Figure record extracts:
"""

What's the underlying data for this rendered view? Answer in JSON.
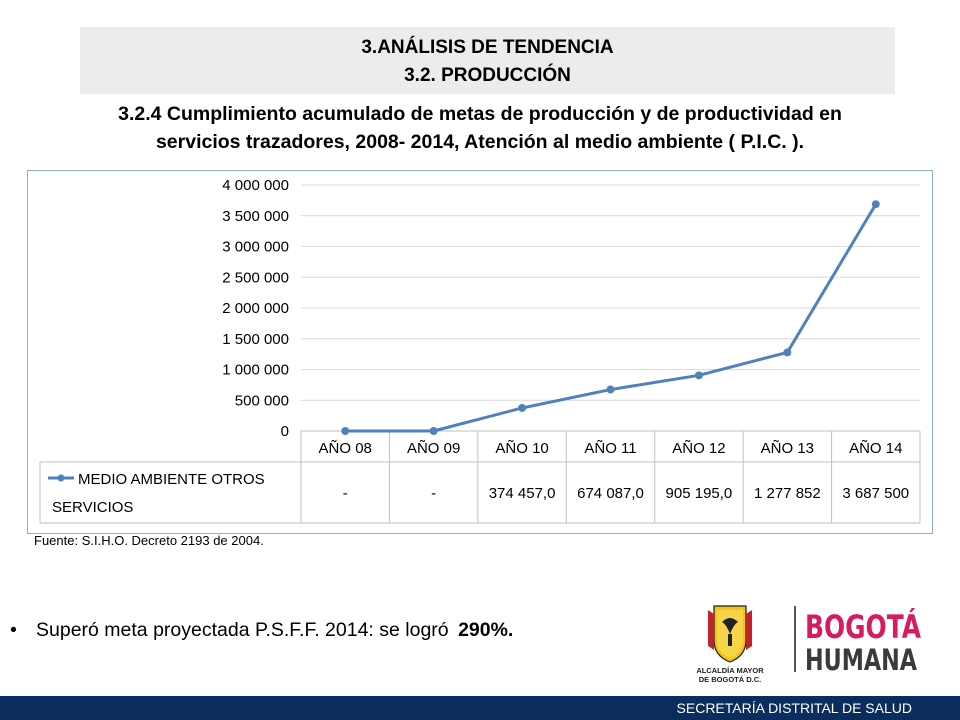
{
  "header": {
    "line1": "3.ANÁLISIS DE TENDENCIA",
    "line2": "3.2. PRODUCCIÓN"
  },
  "subtitle": {
    "line1": "3.2.4 Cumplimiento acumulado de metas de producción y de productividad en",
    "line2": "servicios trazadores, 2008- 2014, Atención al medio ambiente ( P.I.C. )."
  },
  "chart_data": {
    "type": "line",
    "categories": [
      "AÑO 08",
      "AÑO 09",
      "AÑO 10",
      "AÑO 11",
      "AÑO 12",
      "AÑO 13",
      "AÑO 14"
    ],
    "series": [
      {
        "name": "MEDIO AMBIENTE OTROS SERVICIOS",
        "values": [
          0,
          0,
          374457,
          674087,
          905195,
          1277852,
          3687500
        ],
        "table_labels": [
          "-",
          "-",
          "374 457,0",
          "674 087,0",
          "905 195,0",
          "1 277 852",
          "3 687 500"
        ],
        "color": "#4f81bd"
      }
    ],
    "ylim": [
      0,
      4000000
    ],
    "yticks": [
      0,
      500000,
      1000000,
      1500000,
      2000000,
      2500000,
      3000000,
      3500000,
      4000000
    ],
    "ytick_labels": [
      "0",
      "500 000",
      "1 000 000",
      "1 500 000",
      "2 000 000",
      "2 500 000",
      "3 000 000",
      "3 500 000",
      "4 000 000"
    ],
    "grid": true,
    "legend": "data-table"
  },
  "source": "Fuente: S.I.H.O. Decreto 2193  de  2004.",
  "bullet": {
    "symbol": "•",
    "text": "Superó meta proyectada P.S.F.F. 2014: se logró ",
    "value": "290%."
  },
  "logos": {
    "alcaldia_line1": "ALCALDÍA MAYOR",
    "alcaldia_line2": "DE BOGOTÁ D.C.",
    "bogota_line1": "BOGOTÁ",
    "bogota_line2": "HUMANA"
  },
  "footer": {
    "text": "SECRETARÍA DISTRITAL DE SALUD",
    "color": "#0b2d5e"
  }
}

"""

PROBLEM
Print all the records again exactly; do not include any picture.

EXPECTED OUTPUT
What's the underlying data for this rendered view? Answer in JSON.
{
  "header": {
    "line1": "3.ANÁLISIS DE TENDENCIA",
    "line2": "3.2. PRODUCCIÓN"
  },
  "subtitle": {
    "line1": "3.2.4 Cumplimiento acumulado de metas de producción y de productividad en",
    "line2": "servicios trazadores, 2008- 2014, Atención al medio ambiente ( P.I.C. )."
  },
  "chart_data": {
    "type": "line",
    "categories": [
      "AÑO 08",
      "AÑO 09",
      "AÑO 10",
      "AÑO 11",
      "AÑO 12",
      "AÑO 13",
      "AÑO 14"
    ],
    "series": [
      {
        "name": "MEDIO AMBIENTE OTROS SERVICIOS",
        "values": [
          0,
          0,
          374457,
          674087,
          905195,
          1277852,
          3687500
        ],
        "table_labels": [
          "-",
          "-",
          "374 457,0",
          "674 087,0",
          "905 195,0",
          "1 277 852",
          "3 687 500"
        ],
        "color": "#4f81bd"
      }
    ],
    "ylim": [
      0,
      4000000
    ],
    "yticks": [
      0,
      500000,
      1000000,
      1500000,
      2000000,
      2500000,
      3000000,
      3500000,
      4000000
    ],
    "ytick_labels": [
      "0",
      "500 000",
      "1 000 000",
      "1 500 000",
      "2 000 000",
      "2 500 000",
      "3 000 000",
      "3 500 000",
      "4 000 000"
    ],
    "grid": true,
    "legend": "data-table"
  },
  "source": "Fuente: S.I.H.O. Decreto 2193  de  2004.",
  "bullet": {
    "symbol": "•",
    "text": "Superó meta proyectada P.S.F.F. 2014: se logró ",
    "value": "290%."
  },
  "logos": {
    "alcaldia_line1": "ALCALDÍA MAYOR",
    "alcaldia_line2": "DE BOGOTÁ D.C.",
    "bogota_line1": "BOGOTÁ",
    "bogota_line2": "HUMANA"
  },
  "footer": {
    "text": "SECRETARÍA DISTRITAL DE SALUD",
    "color": "#0b2d5e"
  }
}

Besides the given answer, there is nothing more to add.